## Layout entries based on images
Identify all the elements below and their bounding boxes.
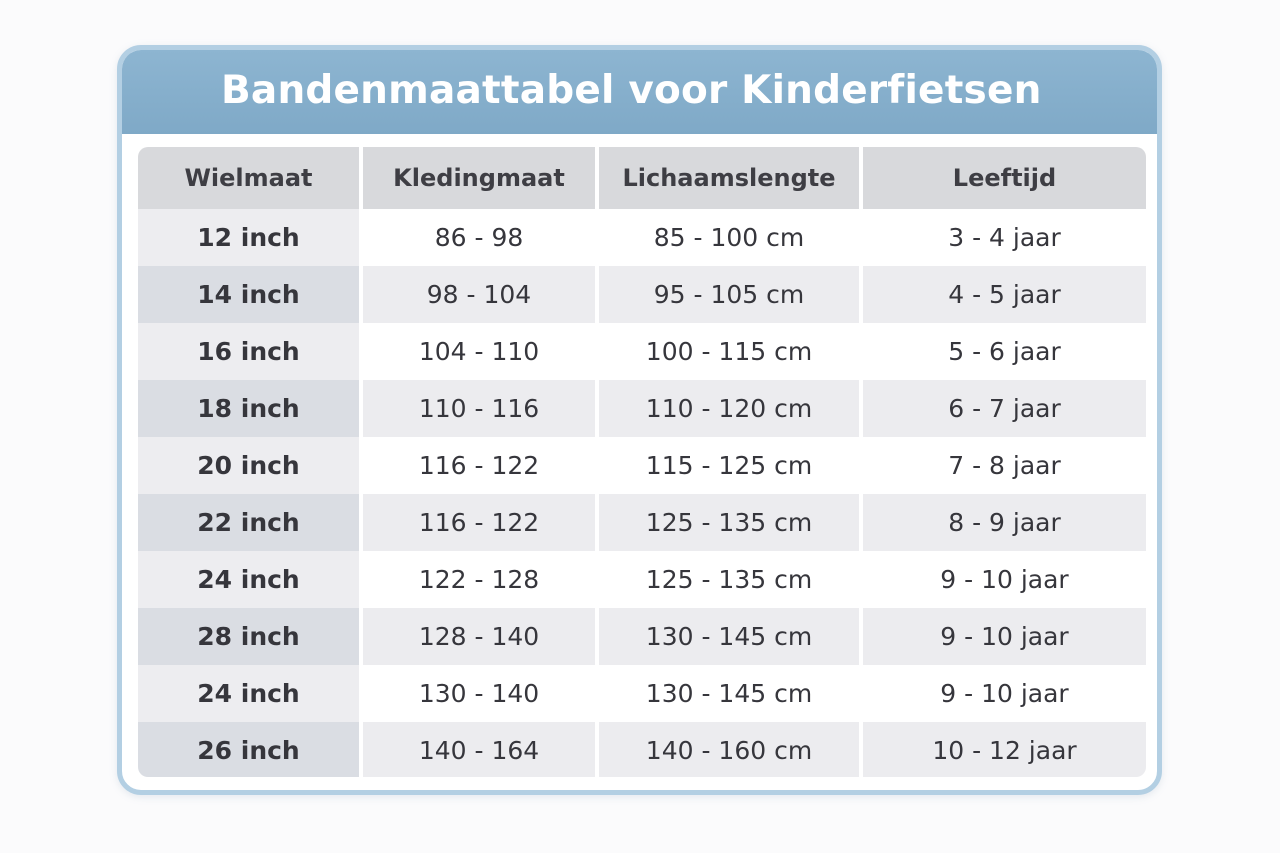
cell-body-height: 140 - 160 cm: [595, 722, 861, 777]
table-row: 14 inch 98 - 104 95 - 105 cm 4 - 5 jaar: [138, 266, 1146, 323]
table-row: 24 inch 122 - 128 125 - 135 cm 9 - 10 ja…: [138, 551, 1146, 608]
cell-age: 6 - 7 jaar: [859, 380, 1146, 437]
cell-wheel-size: 24 inch: [138, 665, 361, 722]
cell-wheel-size: 22 inch: [138, 494, 361, 551]
table-row: 22 inch 116 - 122 125 - 135 cm 8 - 9 jaa…: [138, 494, 1146, 551]
size-chart-card: Bandenmaattabel voor Kinderfietsen Wielm…: [117, 45, 1162, 795]
cell-age: 10 - 12 jaar: [859, 722, 1146, 777]
table-row: 18 inch 110 - 116 110 - 120 cm 6 - 7 jaa…: [138, 380, 1146, 437]
cell-clothing-size: 116 - 122: [359, 437, 597, 494]
cell-clothing-size: 110 - 116: [359, 380, 597, 437]
cell-body-height: 100 - 115 cm: [595, 323, 861, 380]
cell-clothing-size: 130 - 140: [359, 665, 597, 722]
cell-wheel-size: 24 inch: [138, 551, 361, 608]
cell-age: 9 - 10 jaar: [859, 551, 1146, 608]
cell-age: 3 - 4 jaar: [859, 209, 1146, 266]
table-row: 28 inch 128 - 140 130 - 145 cm 9 - 10 ja…: [138, 608, 1146, 665]
card-header: Bandenmaattabel voor Kinderfietsen: [122, 50, 1157, 134]
cell-clothing-size: 104 - 110: [359, 323, 597, 380]
table-header: Wielmaat Kledingmaat Lichaamslengte Leef…: [138, 147, 1146, 209]
table-body: 12 inch 86 - 98 85 - 100 cm 3 - 4 jaar 1…: [138, 209, 1146, 777]
size-table-container: Wielmaat Kledingmaat Lichaamslengte Leef…: [138, 147, 1146, 777]
cell-age: 9 - 10 jaar: [859, 608, 1146, 665]
cell-clothing-size: 122 - 128: [359, 551, 597, 608]
table-row: 20 inch 116 - 122 115 - 125 cm 7 - 8 jaa…: [138, 437, 1146, 494]
cell-wheel-size: 28 inch: [138, 608, 361, 665]
cell-body-height: 130 - 145 cm: [595, 665, 861, 722]
cell-age: 8 - 9 jaar: [859, 494, 1146, 551]
table-row: 16 inch 104 - 110 100 - 115 cm 5 - 6 jaa…: [138, 323, 1146, 380]
table-row: 12 inch 86 - 98 85 - 100 cm 3 - 4 jaar: [138, 209, 1146, 266]
cell-clothing-size: 116 - 122: [359, 494, 597, 551]
cell-body-height: 125 - 135 cm: [595, 494, 861, 551]
cell-clothing-size: 140 - 164: [359, 722, 597, 777]
column-header-lichaamslengte: Lichaamslengte: [595, 147, 861, 209]
cell-body-height: 110 - 120 cm: [595, 380, 861, 437]
cell-wheel-size: 26 inch: [138, 722, 361, 777]
cell-body-height: 115 - 125 cm: [595, 437, 861, 494]
cell-body-height: 85 - 100 cm: [595, 209, 861, 266]
cell-wheel-size: 16 inch: [138, 323, 361, 380]
column-header-wielmaat: Wielmaat: [138, 147, 361, 209]
cell-body-height: 130 - 145 cm: [595, 608, 861, 665]
cell-age: 4 - 5 jaar: [859, 266, 1146, 323]
cell-clothing-size: 128 - 140: [359, 608, 597, 665]
cell-age: 7 - 8 jaar: [859, 437, 1146, 494]
cell-age: 5 - 6 jaar: [859, 323, 1146, 380]
column-header-leeftijd: Leeftijd: [859, 147, 1146, 209]
cell-clothing-size: 98 - 104: [359, 266, 597, 323]
cell-clothing-size: 86 - 98: [359, 209, 597, 266]
cell-wheel-size: 18 inch: [138, 380, 361, 437]
cell-body-height: 95 - 105 cm: [595, 266, 861, 323]
cell-wheel-size: 12 inch: [138, 209, 361, 266]
cell-wheel-size: 20 inch: [138, 437, 361, 494]
header-row: Wielmaat Kledingmaat Lichaamslengte Leef…: [138, 147, 1146, 209]
cell-wheel-size: 14 inch: [138, 266, 361, 323]
column-header-kledingmaat: Kledingmaat: [359, 147, 597, 209]
size-table: Wielmaat Kledingmaat Lichaamslengte Leef…: [138, 147, 1146, 777]
table-row: 26 inch 140 - 164 140 - 160 cm 10 - 12 j…: [138, 722, 1146, 777]
page-title: Bandenmaattabel voor Kinderfietsen: [221, 68, 1042, 113]
cell-age: 9 - 10 jaar: [859, 665, 1146, 722]
table-row: 24 inch 130 - 140 130 - 145 cm 9 - 10 ja…: [138, 665, 1146, 722]
cell-body-height: 125 - 135 cm: [595, 551, 861, 608]
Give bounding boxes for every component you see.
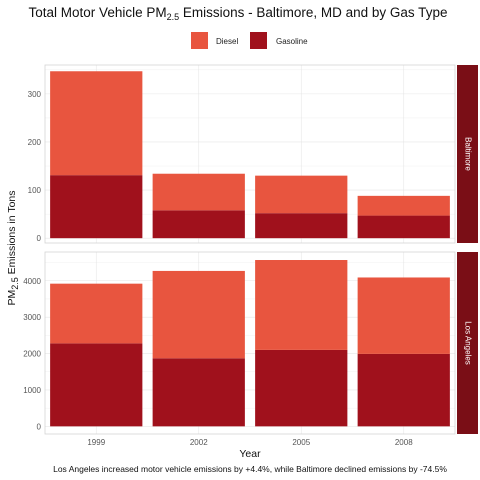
y-tick-label: 3000 [23, 313, 41, 322]
bar-diesel [152, 270, 245, 359]
bar-diesel [152, 173, 245, 211]
legend-label-gasoline: Gasoline [276, 37, 308, 46]
x-tick-label: 2005 [292, 438, 310, 447]
facet-strip-label: Los Angeles [463, 321, 472, 365]
x-axis-title: Year [239, 448, 261, 460]
bar-gasoline [255, 349, 348, 427]
bar-diesel [50, 283, 143, 344]
x-tick-label: 1999 [87, 438, 105, 447]
bar-gasoline [152, 210, 245, 239]
bar-gasoline [50, 343, 143, 427]
chart-panels: 0 100 200 300 Baltimore 0 1000 2000 3000 4000 Los … [23, 64, 478, 447]
chart-title: Total Motor Vehicle PM2.5 Emissions - Ba… [29, 5, 448, 22]
panel-border [44, 64, 456, 244]
y-tick-label: 0 [37, 234, 42, 243]
facet-strip-label: Baltimore [463, 137, 472, 171]
legend-label-diesel: Diesel [216, 37, 238, 46]
bar-gasoline [152, 358, 245, 427]
y-tick-label: 2000 [23, 350, 41, 359]
panel-border [44, 251, 456, 435]
y-tick-label: 1000 [23, 386, 41, 395]
bar-diesel [357, 195, 450, 216]
y-tick-label: 300 [28, 90, 42, 99]
legend: Diesel Gasoline [191, 32, 308, 49]
y-tick-label: 100 [28, 186, 42, 195]
y-axis-title: PM2.5 Emissions in Tons [6, 190, 20, 305]
facet-strip [457, 65, 478, 243]
bar-diesel [255, 175, 348, 214]
bar-diesel [255, 260, 348, 350]
bar-diesel [357, 277, 450, 354]
bar-gasoline [357, 353, 450, 427]
bar-gasoline [50, 175, 143, 239]
bar-gasoline [357, 215, 450, 239]
panel-los-angeles: 0 1000 2000 3000 4000 Los Angeles [23, 251, 478, 435]
chart-caption: Los Angeles increased motor vehicle emis… [53, 464, 447, 474]
x-tick-label: 2002 [190, 438, 208, 447]
y-tick-label: 4000 [23, 277, 41, 286]
bar-gasoline [255, 213, 348, 239]
legend-swatch-diesel [191, 32, 208, 49]
facet-strip [457, 252, 478, 434]
x-tick-label: 2008 [395, 438, 413, 447]
y-tick-label: 0 [37, 422, 42, 431]
bar-diesel [50, 71, 143, 176]
y-tick-label: 200 [28, 138, 42, 147]
legend-swatch-gasoline [250, 32, 267, 49]
panel-baltimore: 0 100 200 300 Baltimore [28, 64, 478, 244]
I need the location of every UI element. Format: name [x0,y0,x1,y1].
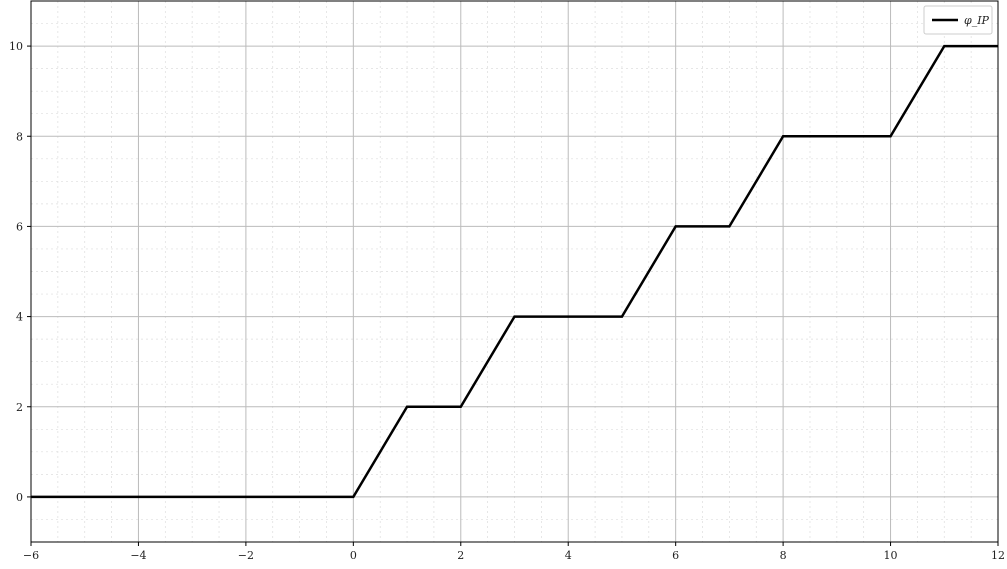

## THE PROBLEM
Please echo back the lines from the one containing "y-tick-label: 3000 [23, 313, 41, 322]" through the one containing "panel-border [44, 251, 456, 435]", both included.

## THE ANSWER
y-tick-label: 3000 [23, 313, 41, 322]
bar-diesel [152, 270, 245, 359]
bar-diesel [152, 173, 245, 211]
legend-label-gasoline: Gasoline [276, 37, 308, 46]
x-tick-label: 2005 [292, 438, 310, 447]
facet-strip-label: Los Angeles [463, 321, 472, 365]
x-axis-title: Year [239, 448, 261, 460]
bar-gasoline [255, 349, 348, 427]
bar-diesel [50, 283, 143, 344]
x-tick-label: 1999 [87, 438, 105, 447]
bar-gasoline [152, 210, 245, 239]
bar-gasoline [50, 343, 143, 427]
chart-panels: 0 100 200 300 Baltimore 0 1000 2000 3000 4000 Los … [23, 64, 478, 447]
chart-title: Total Motor Vehicle PM2.5 Emissions - Ba… [29, 5, 448, 22]
panel-border [44, 64, 456, 244]
y-tick-label: 0 [37, 234, 42, 243]
facet-strip-label: Baltimore [463, 137, 472, 171]
legend-label-diesel: Diesel [216, 37, 238, 46]
bar-gasoline [152, 358, 245, 427]
y-tick-label: 2000 [23, 350, 41, 359]
panel-border [44, 251, 456, 435]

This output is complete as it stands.